Start of DATA TO USE

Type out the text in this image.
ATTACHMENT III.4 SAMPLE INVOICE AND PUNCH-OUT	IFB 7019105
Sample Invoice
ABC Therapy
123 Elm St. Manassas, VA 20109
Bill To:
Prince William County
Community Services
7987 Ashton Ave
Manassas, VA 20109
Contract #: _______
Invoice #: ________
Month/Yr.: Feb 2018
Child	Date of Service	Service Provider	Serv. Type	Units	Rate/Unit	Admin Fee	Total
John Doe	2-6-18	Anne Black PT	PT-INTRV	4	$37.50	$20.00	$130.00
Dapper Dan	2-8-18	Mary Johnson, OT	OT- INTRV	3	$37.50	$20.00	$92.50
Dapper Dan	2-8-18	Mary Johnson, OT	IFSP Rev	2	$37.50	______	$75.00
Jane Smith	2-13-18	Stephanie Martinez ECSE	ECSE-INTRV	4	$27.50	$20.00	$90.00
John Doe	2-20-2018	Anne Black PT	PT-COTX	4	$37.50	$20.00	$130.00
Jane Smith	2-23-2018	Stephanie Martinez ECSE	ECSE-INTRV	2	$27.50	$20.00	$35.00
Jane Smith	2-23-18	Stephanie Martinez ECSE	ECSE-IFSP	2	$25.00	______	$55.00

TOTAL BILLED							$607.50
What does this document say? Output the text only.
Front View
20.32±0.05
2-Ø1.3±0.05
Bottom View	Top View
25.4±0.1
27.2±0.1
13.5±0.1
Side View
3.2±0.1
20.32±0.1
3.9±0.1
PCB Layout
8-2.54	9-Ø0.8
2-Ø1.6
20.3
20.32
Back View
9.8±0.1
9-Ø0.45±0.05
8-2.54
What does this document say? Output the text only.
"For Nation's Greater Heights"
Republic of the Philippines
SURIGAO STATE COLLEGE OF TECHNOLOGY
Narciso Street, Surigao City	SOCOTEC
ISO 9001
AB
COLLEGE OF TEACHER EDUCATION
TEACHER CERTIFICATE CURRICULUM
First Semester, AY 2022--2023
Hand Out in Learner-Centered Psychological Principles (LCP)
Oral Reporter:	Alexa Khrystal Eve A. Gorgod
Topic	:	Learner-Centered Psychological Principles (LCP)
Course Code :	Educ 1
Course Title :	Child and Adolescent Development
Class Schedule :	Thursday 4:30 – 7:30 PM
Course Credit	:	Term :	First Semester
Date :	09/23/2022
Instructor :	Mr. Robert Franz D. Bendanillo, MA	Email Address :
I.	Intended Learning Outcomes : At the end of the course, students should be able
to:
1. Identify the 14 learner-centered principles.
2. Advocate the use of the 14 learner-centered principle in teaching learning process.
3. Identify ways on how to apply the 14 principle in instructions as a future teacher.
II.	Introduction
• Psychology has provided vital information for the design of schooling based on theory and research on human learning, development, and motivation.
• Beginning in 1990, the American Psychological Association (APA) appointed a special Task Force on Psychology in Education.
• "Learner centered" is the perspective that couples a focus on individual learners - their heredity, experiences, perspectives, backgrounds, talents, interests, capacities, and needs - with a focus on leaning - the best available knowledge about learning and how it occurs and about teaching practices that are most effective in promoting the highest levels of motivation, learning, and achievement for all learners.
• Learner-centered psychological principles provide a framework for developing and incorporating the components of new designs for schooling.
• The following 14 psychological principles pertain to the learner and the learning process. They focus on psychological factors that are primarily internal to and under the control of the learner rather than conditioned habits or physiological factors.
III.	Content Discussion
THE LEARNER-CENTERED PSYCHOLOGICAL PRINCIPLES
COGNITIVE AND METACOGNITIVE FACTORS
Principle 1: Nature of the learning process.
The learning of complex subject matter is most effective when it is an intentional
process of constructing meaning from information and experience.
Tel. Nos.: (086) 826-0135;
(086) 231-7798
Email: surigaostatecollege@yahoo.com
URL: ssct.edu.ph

End of DATA TO USE

▶ [REQUIRED WORK]: Could you transcribe the records in full, exactly?

▶ [TASK RESULT]:
Type out the text in this image.
ATTACHMENT III.4 SAMPLE INVOICE AND PUNCH-OUT	IFB 7019105
Sample Invoice
ABC Therapy
123 Elm St. Manassas, VA 20109
Bill To:
Prince William County
Community Services
7987 Ashton Ave
Manassas, VA 20109
Contract #: _______
Invoice #: ________
Month/Yr.: Feb 2018
Child	Date of Service	Service Provider	Serv. Type	Units	Rate/Unit	Admin Fee	Total
John Doe	2-6-18	Anne Black PT	PT-INTRV	4	$37.50	$20.00	$130.00
Dapper Dan	2-8-18	Mary Johnson, OT	OT- INTRV	3	$37.50	$20.00	$92.50
Dapper Dan	2-8-18	Mary Johnson, OT	IFSP Rev	2	$37.50	______	$75.00
Jane Smith	2-13-18	Stephanie Martinez ECSE	ECSE-INTRV	4	$27.50	$20.00	$90.00
John Doe	2-20-2018	Anne Black PT	PT-COTX	4	$37.50	$20.00	$130.00
Jane Smith	2-23-2018	Stephanie Martinez ECSE	ECSE-INTRV	2	$27.50	$20.00	$35.00
Jane Smith	2-23-18	Stephanie Martinez ECSE	ECSE-IFSP	2	$25.00	______	$55.00

TOTAL BILLED							$607.50
What does this document say? Output the text only.
Front View
20.32±0.05
2-Ø1.3±0.05
Bottom View	Top View
25.4±0.1
27.2±0.1
13.5±0.1
Side View
3.2±0.1
20.32±0.1
3.9±0.1
PCB Layout
8-2.54	9-Ø0.8
2-Ø1.6
20.3
20.32
Back View
9.8±0.1
9-Ø0.45±0.05
8-2.54
What does this document say? Output the text only.
"For Nation's Greater Heights"
Republic of the Philippines
SURIGAO STATE COLLEGE OF TECHNOLOGY
Narciso Street, Surigao City	SOCOTEC
ISO 9001
AB
COLLEGE OF TEACHER EDUCATION
TEACHER CERTIFICATE CURRICULUM
First Semester, AY 2022--2023
Hand Out in Learner-Centered Psychological Principles (LCP)
Oral Reporter:	Alexa Khrystal Eve A. Gorgod
Topic	:	Learner-Centered Psychological Principles (LCP)
Course Code :	Educ 1
Course Title :	Child and Adolescent Development
Class Schedule :	Thursday 4:30 – 7:30 PM
Course Credit	:	Term :	First Semester
Date :	09/23/2022
Instructor :	Mr. Robert Franz D. Bendanillo, MA	Email Address :
I.	Intended Learning Outcomes : At the end of the course, students should be able
to:
1. Identify the 14 learner-centered principles.
2. Advocate the use of the 14 learner-centered principle in teaching learning process.
3. Identify ways on how to apply the 14 principle in instructions as a future teacher.
II.	Introduction
• Psychology has provided vital information for the design of schooling based on theory and research on human learning, development, and motivation.
• Beginning in 1990, the American Psychological Association (APA) appointed a special Task Force on Psychology in Education.
• "Learner centered" is the perspective that couples a focus on individual learners - their heredity, experiences, perspectives, backgrounds, talents, interests, capacities, and needs - with a focus on leaning - the best available knowledge about learning and how it occurs and about teaching practices that are most effective in promoting the highest levels of motivation, learning, and achievement for all learners.
• Learner-centered psychological principles provide a framework for developing and incorporating the components of new designs for schooling.
• The following 14 psychological principles pertain to the learner and the learning process. They focus on psychological factors that are primarily internal to and under the control of the learner rather than conditioned habits or physiological factors.
III.	Content Discussion
THE LEARNER-CENTERED PSYCHOLOGICAL PRINCIPLES
COGNITIVE AND METACOGNITIVE FACTORS
Principle 1: Nature of the learning process.
The learning of complex subject matter is most effective when it is an intentional
process of constructing meaning from information and experience.
Tel. Nos.: (086) 826-0135;
(086) 231-7798
Email: surigaostatecollege@yahoo.com
URL: ssct.edu.ph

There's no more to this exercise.